→ **SHORT EXERCISE**:
Write out each line from the data below that includes the word "Referencia".

* START *

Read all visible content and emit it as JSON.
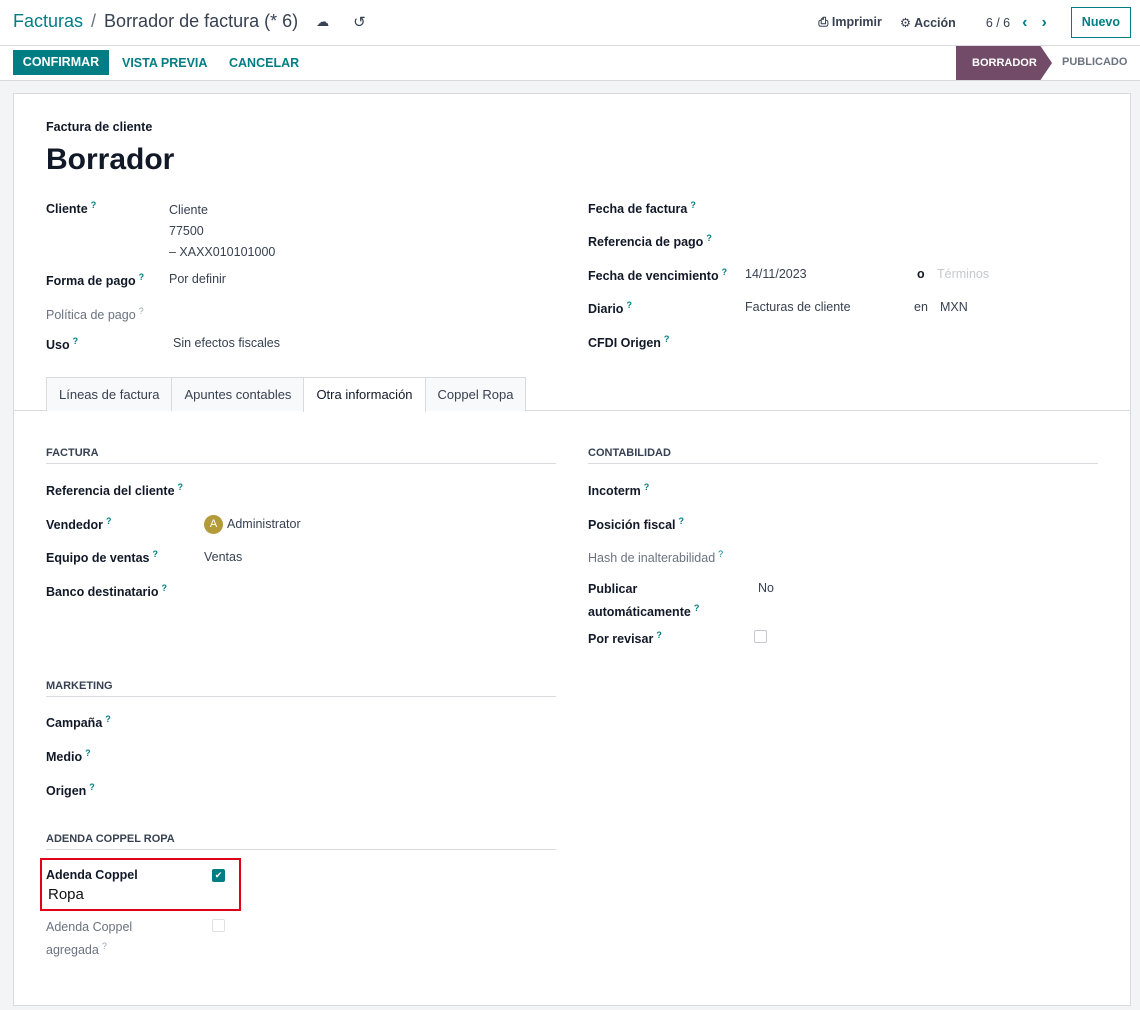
{
  "breadcrumb": {
    "parent": "Facturas",
    "separator": "/",
    "current": "Borrador de factura (* 6)"
  },
  "header": {
    "print": "Imprimir",
    "action": "Acción",
    "pager": "6 / 6",
    "new": "Nuevo"
  },
  "toolbar": {
    "confirm": "CONFIRMAR",
    "preview": "VISTA PREVIA",
    "cancel": "CANCELAR"
  },
  "status": {
    "stages": [
      "BORRADOR",
      "PUBLICADO"
    ],
    "active": "BORRADOR",
    "active_color": "#714b67"
  },
  "form": {
    "type": "Factura de cliente",
    "title": "Borrador",
    "left": {
      "cliente_label": "Cliente",
      "cliente_lines": [
        "Cliente",
        "77500",
        "– XAXX010101000"
      ],
      "forma_pago_label": "Forma de pago",
      "forma_pago": "Por definir",
      "politica_label": "Política de pago",
      "uso_label": "Uso",
      "uso": "Sin efectos fiscales"
    },
    "right": {
      "fecha_factura_label": "Fecha de factura",
      "ref_pago_label": "Referencia de pago",
      "vencimiento_label": "Fecha de vencimiento",
      "vencimiento": "14/11/2023",
      "o": "o",
      "terminos_placeholder": "Términos",
      "diario_label": "Diario",
      "diario": "Facturas de cliente",
      "en": "en",
      "moneda": "MXN",
      "cfdi_label": "CFDI Origen"
    }
  },
  "tabs": [
    {
      "label": "Líneas de factura"
    },
    {
      "label": "Apuntes contables"
    },
    {
      "label": "Otra información",
      "active": true
    },
    {
      "label": "Coppel Ropa"
    }
  ],
  "otra": {
    "factura": {
      "title": "FACTURA",
      "ref_cliente": "Referencia del cliente",
      "vendedor": "Vendedor",
      "vendedor_initial": "A",
      "vendedor_value": "Administrator",
      "equipo": "Equipo de ventas",
      "equipo_value": "Ventas",
      "banco": "Banco destinatario"
    },
    "contabilidad": {
      "title": "CONTABILIDAD",
      "incoterm": "Incoterm",
      "posicion": "Posición fiscal",
      "hash": "Hash de inalterabilidad",
      "publicar": [
        "Publicar",
        "automáticamente"
      ],
      "publicar_value": "No",
      "revisar": "Por revisar",
      "revisar_checked": false
    },
    "marketing": {
      "title": "MARKETING",
      "campana": "Campaña",
      "medio": "Medio",
      "origen": "Origen"
    },
    "adenda": {
      "title": "ADENDA COPPEL ROPA",
      "coppel_label": "Adenda Coppel",
      "coppel_label2": "Ropa",
      "coppel_checked": true,
      "agregada": [
        "Adenda Coppel",
        "agregada"
      ],
      "agregada_checked": false
    }
  },
  "help_mark": "?"
}
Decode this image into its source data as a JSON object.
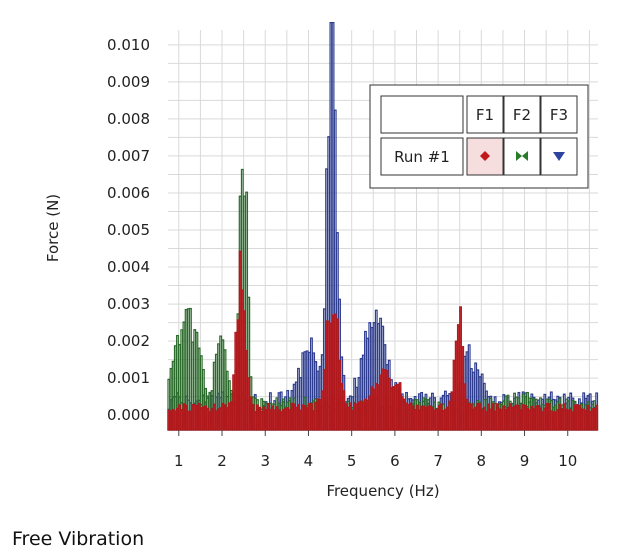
{
  "caption": "Free Vibration",
  "chart_data": {
    "type": "bar",
    "style": "outlined histogram (frequency spectrum)",
    "xlabel": "Frequency (Hz)",
    "ylabel": "Force (N)",
    "xlim": [
      0.75,
      10.7
    ],
    "ylim": [
      -0.0004,
      0.0104
    ],
    "grid": true,
    "x_ticks": [
      "1",
      "2",
      "3",
      "4",
      "5",
      "6",
      "7",
      "8",
      "9",
      "10"
    ],
    "y_ticks": [
      "0.000",
      "0.001",
      "0.002",
      "0.003",
      "0.004",
      "0.005",
      "0.006",
      "0.007",
      "0.008",
      "0.009",
      "0.010"
    ],
    "bin_width_hz": 0.05,
    "series": [
      {
        "name": "F3",
        "color": "#2e3d8f",
        "fill": "none",
        "peaks": [
          [
            4.55,
            0.0105,
            0.25
          ],
          [
            4.0,
            0.0015,
            0.4
          ],
          [
            5.55,
            0.0022,
            0.6
          ],
          [
            7.75,
            0.0012,
            0.45
          ]
        ],
        "baseline": 0.0004
      },
      {
        "name": "F2",
        "color": "#2a6a2a",
        "fill": "none",
        "peaks": [
          [
            2.5,
            0.0069,
            0.2
          ],
          [
            1.2,
            0.0023,
            0.6
          ],
          [
            2.0,
            0.0018,
            0.3
          ],
          [
            8.9,
            0.0002,
            0.8
          ]
        ],
        "baseline": 0.0003
      },
      {
        "name": "F1",
        "color": "#b0181c",
        "fill": "#c0181c",
        "peaks": [
          [
            2.45,
            0.0039,
            0.22
          ],
          [
            4.55,
            0.003,
            0.3
          ],
          [
            7.5,
            0.0024,
            0.22
          ],
          [
            5.8,
            0.0009,
            0.7
          ]
        ],
        "baseline": 0.0002
      }
    ]
  },
  "legend": {
    "row_label": "Run #1",
    "columns": [
      {
        "label": "F1",
        "marker": "diamond",
        "color": "#c0181c",
        "selected": true
      },
      {
        "label": "F2",
        "marker": "bowtie",
        "color": "#2a7a2a",
        "selected": false
      },
      {
        "label": "F3",
        "marker": "triangle-down",
        "color": "#2c43a0",
        "selected": false
      }
    ]
  }
}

* END *

→ **ANSWER BELOW**:
      "ref_pago_label": "Referencia de pago",
      "ref_cliente": "Referencia del cliente",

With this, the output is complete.